** START RECORDS SUPPLIED **
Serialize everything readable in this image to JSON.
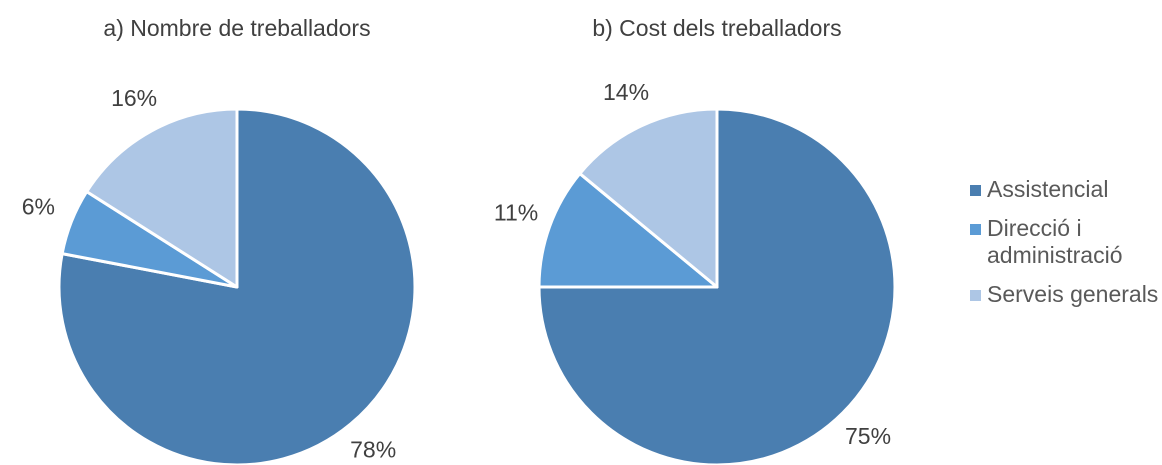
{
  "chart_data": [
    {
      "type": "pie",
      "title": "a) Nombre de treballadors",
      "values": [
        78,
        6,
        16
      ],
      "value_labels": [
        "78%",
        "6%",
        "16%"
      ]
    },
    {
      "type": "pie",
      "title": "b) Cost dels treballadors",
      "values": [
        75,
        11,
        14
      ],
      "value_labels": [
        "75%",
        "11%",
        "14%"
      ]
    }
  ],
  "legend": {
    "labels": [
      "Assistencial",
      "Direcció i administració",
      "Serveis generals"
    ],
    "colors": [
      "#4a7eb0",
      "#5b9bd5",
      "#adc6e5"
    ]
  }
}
** END RECORDS SUPPLIED **
** START RECORDS SUPPLIED **
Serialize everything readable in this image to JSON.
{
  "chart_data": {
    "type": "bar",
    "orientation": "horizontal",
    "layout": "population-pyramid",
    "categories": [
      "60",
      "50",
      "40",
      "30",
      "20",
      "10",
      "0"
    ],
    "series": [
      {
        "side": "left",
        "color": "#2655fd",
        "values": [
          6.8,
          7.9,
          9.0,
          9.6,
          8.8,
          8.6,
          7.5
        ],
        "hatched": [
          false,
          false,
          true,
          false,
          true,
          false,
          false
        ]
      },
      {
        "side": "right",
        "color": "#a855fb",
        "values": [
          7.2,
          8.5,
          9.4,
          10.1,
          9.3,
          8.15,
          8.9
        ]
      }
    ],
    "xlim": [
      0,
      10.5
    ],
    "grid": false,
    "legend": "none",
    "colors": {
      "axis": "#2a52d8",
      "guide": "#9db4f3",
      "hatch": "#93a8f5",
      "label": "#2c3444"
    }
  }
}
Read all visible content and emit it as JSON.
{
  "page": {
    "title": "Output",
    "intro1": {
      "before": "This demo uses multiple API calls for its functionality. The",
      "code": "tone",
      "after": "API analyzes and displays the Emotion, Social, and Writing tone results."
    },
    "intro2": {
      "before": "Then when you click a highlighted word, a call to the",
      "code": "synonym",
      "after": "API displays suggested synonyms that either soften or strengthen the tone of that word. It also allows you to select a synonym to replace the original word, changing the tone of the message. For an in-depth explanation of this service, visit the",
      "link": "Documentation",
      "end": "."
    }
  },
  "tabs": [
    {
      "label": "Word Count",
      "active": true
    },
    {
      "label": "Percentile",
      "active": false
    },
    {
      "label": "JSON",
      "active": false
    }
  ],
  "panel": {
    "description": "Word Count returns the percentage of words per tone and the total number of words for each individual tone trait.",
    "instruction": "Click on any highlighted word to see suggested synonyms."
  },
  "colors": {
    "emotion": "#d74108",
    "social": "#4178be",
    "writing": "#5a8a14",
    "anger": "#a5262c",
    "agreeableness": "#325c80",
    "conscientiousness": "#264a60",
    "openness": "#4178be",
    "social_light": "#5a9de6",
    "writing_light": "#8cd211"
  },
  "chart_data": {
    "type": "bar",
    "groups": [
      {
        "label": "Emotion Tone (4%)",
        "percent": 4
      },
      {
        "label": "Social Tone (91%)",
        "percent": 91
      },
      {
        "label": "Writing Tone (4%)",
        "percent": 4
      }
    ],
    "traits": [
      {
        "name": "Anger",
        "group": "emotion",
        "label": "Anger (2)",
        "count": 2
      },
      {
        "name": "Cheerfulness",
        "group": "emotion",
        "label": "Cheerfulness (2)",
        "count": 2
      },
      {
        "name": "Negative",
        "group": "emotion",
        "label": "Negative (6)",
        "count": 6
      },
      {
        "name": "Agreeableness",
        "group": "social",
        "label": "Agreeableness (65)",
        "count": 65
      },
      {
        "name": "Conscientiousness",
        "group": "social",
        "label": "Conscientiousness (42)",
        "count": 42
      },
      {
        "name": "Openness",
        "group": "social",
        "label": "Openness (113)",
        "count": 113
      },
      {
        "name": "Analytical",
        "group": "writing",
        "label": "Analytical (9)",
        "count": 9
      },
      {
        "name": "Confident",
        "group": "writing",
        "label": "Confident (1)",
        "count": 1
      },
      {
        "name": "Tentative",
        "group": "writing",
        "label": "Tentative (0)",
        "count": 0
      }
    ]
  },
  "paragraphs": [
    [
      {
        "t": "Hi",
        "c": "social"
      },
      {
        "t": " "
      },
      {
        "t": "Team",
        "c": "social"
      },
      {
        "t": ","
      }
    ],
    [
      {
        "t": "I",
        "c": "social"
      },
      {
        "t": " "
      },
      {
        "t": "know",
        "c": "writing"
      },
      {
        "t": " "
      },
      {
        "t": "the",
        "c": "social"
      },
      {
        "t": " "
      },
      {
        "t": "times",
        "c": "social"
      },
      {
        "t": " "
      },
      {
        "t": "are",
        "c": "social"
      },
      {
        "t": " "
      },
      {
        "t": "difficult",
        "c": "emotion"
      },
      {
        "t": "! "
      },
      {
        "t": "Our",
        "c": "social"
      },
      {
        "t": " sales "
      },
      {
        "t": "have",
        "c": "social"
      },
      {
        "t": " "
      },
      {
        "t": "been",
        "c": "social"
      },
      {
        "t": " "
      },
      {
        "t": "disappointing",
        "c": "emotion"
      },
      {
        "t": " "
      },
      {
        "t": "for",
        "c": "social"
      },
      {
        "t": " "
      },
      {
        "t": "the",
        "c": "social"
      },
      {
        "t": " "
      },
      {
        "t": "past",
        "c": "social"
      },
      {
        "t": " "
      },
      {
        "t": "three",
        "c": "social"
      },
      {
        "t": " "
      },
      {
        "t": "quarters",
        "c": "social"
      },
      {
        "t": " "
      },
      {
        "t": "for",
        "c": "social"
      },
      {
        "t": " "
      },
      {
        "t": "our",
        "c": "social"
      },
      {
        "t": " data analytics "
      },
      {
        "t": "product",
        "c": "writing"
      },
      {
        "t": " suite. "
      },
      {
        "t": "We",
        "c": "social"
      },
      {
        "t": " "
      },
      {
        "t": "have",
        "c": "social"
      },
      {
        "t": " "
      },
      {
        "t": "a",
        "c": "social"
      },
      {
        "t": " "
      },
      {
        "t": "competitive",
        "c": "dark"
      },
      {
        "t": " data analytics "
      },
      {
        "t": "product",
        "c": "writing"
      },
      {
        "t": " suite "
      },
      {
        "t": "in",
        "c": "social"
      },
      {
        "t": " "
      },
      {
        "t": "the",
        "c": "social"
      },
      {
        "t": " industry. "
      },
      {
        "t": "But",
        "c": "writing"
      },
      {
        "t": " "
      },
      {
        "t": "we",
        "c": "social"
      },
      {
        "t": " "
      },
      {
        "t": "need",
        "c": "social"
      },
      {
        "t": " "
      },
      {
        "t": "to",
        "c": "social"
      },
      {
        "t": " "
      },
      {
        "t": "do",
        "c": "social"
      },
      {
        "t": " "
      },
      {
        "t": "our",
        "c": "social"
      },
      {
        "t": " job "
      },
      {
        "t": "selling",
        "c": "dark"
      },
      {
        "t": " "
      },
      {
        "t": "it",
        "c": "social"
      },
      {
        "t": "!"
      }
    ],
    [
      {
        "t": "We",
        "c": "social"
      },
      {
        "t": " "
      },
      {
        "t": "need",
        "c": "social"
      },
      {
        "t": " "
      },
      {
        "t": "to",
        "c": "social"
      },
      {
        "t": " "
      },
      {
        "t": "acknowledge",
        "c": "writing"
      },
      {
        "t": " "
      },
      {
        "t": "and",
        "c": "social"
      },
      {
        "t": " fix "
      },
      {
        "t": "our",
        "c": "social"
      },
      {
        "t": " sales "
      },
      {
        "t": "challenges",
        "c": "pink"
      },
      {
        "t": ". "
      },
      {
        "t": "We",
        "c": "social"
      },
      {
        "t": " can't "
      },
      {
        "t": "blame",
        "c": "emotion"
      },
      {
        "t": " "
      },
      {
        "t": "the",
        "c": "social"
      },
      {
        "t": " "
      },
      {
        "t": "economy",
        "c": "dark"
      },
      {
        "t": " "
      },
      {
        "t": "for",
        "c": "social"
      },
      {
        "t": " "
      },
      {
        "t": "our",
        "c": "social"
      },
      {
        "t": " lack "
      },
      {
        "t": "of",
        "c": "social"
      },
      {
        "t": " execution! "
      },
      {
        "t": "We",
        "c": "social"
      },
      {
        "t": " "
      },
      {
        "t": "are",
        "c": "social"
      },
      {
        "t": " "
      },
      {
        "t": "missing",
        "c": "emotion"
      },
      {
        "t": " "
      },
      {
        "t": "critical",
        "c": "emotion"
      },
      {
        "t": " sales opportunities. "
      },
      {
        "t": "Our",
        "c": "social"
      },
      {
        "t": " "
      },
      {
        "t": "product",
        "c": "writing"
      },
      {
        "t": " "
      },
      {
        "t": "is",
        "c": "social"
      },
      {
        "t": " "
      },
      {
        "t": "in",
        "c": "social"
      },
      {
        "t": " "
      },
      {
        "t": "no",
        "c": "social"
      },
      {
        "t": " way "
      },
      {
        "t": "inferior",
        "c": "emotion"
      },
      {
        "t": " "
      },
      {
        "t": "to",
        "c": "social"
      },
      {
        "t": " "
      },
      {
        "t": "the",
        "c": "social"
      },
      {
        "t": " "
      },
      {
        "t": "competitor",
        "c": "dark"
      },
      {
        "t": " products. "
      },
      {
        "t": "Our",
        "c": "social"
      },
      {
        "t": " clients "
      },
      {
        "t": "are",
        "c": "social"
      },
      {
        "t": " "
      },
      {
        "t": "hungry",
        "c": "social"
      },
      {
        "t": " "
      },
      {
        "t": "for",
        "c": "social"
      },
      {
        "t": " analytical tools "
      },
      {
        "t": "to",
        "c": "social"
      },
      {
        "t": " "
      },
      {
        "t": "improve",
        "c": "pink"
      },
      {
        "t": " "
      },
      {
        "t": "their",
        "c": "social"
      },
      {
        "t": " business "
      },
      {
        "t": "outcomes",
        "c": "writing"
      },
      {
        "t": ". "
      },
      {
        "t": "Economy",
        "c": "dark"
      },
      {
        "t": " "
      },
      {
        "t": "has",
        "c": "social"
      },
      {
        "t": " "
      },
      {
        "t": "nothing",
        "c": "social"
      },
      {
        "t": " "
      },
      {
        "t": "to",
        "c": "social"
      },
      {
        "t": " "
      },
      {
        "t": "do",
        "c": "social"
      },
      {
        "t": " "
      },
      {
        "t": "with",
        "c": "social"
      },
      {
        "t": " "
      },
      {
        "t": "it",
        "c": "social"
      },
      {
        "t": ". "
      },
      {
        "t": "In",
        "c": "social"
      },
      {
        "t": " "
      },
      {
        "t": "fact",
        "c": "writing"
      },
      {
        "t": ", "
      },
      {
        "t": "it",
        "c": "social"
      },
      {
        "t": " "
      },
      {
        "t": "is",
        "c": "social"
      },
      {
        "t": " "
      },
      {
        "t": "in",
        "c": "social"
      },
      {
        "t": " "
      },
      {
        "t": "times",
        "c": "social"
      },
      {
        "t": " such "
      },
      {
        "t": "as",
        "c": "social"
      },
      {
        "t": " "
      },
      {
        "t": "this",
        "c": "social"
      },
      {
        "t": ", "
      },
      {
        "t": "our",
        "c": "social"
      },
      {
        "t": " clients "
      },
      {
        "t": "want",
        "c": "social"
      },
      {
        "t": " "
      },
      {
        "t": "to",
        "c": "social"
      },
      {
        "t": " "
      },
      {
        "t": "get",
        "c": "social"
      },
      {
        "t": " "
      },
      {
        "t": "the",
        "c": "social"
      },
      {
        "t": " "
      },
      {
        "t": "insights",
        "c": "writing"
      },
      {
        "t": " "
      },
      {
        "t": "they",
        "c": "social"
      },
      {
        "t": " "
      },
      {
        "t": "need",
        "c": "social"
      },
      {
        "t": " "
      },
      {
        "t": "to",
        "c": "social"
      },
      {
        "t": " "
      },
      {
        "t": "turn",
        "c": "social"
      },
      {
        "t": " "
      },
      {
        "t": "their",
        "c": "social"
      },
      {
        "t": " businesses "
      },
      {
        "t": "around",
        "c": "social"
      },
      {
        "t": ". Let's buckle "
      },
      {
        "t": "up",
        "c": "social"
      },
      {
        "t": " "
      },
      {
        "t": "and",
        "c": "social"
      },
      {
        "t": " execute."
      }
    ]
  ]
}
** END RECORDS SUPPLIED **
■ WRITTEN REQUEST ■
How many lines of the records contain the string "name"? Respond with the number alone.

■ THE RESULT ■
9